AIM: Find each line containing the string "مورد". Copy it.

RECORDED INFORMATION:
+ + + +

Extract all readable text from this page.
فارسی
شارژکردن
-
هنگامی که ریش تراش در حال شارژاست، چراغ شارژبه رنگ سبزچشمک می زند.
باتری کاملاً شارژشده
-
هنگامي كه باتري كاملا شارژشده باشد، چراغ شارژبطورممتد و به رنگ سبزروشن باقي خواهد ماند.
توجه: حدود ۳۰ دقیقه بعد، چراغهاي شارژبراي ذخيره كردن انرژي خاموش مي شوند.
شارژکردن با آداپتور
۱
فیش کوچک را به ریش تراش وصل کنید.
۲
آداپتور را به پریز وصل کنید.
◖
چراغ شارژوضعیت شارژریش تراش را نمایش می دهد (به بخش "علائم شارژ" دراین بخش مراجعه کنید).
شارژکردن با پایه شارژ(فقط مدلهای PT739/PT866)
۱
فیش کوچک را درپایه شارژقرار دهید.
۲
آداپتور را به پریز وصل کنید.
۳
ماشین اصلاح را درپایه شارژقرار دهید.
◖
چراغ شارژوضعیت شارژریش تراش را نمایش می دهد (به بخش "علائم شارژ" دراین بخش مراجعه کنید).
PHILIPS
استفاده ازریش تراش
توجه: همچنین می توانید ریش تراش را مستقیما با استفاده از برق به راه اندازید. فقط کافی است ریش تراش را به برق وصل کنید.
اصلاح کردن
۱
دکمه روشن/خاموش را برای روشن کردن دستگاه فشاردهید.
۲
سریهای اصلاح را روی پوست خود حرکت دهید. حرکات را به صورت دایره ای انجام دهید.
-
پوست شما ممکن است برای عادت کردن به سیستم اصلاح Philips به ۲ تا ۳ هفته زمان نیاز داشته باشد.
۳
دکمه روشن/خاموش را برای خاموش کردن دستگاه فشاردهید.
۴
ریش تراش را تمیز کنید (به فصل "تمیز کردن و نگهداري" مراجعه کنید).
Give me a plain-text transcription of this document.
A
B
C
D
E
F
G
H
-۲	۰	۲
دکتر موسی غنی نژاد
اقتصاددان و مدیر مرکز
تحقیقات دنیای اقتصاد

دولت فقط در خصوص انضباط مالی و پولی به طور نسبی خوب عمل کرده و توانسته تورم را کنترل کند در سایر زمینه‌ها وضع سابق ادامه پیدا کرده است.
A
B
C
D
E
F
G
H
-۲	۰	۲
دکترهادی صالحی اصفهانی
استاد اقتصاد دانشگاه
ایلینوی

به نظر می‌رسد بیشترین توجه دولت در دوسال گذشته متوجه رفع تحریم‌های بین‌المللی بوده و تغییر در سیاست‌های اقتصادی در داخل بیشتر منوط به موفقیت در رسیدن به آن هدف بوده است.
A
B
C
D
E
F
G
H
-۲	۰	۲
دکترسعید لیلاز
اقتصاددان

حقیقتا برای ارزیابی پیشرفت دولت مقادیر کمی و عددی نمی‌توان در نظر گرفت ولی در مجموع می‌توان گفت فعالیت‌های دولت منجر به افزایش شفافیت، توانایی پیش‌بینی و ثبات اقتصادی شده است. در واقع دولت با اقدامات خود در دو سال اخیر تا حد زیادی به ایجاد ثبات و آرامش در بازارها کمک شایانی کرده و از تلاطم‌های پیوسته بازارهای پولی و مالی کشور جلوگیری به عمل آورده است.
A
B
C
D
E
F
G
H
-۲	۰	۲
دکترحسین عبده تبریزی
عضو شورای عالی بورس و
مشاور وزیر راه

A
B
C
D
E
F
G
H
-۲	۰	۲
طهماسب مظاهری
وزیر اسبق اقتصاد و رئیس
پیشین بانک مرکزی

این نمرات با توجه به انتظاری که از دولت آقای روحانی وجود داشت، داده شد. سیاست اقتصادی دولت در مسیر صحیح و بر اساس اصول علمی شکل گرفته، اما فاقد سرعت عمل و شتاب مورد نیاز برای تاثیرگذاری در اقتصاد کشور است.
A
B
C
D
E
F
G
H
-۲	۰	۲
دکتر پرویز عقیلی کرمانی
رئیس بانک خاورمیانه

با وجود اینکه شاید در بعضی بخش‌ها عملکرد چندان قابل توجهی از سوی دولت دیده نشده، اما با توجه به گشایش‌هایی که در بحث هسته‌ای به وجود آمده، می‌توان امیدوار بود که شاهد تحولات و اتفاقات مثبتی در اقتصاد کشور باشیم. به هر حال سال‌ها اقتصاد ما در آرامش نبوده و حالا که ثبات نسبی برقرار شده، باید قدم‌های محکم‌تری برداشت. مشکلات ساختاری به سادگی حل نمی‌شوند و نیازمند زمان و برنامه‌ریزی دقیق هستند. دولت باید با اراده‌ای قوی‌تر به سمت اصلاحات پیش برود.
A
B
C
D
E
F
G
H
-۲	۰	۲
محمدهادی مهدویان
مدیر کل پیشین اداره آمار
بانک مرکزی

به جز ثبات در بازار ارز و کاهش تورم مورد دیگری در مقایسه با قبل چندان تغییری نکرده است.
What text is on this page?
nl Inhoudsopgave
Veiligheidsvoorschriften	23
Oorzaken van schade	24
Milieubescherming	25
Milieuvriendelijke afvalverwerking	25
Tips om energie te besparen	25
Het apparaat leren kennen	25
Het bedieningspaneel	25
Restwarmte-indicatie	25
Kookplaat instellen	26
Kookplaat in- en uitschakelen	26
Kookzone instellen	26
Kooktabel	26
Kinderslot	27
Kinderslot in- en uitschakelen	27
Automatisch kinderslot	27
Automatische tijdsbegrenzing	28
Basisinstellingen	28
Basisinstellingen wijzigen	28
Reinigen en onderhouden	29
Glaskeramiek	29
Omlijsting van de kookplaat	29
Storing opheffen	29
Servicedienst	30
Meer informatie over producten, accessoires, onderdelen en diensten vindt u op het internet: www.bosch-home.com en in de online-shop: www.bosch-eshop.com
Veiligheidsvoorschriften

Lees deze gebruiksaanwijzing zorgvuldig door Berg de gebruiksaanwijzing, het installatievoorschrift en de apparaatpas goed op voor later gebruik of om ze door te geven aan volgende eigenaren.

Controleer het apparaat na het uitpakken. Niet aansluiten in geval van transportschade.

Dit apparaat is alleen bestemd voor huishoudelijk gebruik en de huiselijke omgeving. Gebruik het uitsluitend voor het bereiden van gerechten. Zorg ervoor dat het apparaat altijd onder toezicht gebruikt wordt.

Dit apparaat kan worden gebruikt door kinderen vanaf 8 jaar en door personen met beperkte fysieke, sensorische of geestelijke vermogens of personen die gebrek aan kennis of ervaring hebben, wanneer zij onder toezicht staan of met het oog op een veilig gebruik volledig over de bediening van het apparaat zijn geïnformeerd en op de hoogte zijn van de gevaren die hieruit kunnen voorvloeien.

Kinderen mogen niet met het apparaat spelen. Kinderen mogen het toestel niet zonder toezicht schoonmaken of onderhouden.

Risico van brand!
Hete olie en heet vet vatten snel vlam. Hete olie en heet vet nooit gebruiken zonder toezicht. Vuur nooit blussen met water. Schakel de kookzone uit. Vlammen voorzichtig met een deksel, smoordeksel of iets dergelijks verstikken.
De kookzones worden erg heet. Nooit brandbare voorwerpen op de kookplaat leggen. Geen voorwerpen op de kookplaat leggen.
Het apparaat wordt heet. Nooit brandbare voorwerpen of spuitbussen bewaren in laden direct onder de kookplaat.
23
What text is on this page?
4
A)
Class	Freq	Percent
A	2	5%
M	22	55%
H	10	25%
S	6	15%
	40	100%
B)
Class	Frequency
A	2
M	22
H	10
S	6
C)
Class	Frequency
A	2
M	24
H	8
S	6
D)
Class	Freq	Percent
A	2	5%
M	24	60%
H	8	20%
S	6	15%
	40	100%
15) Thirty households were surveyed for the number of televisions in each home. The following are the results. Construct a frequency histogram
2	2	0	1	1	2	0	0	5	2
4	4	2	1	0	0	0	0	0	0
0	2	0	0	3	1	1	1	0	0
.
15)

+ + + +

TASK RESPONSE:
این نمرات با توجه به انتظاری که از دولت آقای روحانی وجود داشت، داده شد. سیاست اقتصادی دولت در مسیر صحیح و بر اساس اصول علمی شکل گرفته، اما فاقد سرعت عمل و شتاب مورد نیاز برای تاثیرگذاری در اقتصاد کشور است.
به جز ثبات در بازار ارز و کاهش تورم مورد دیگری در مقایسه با قبل چندان تغییری نکرده است.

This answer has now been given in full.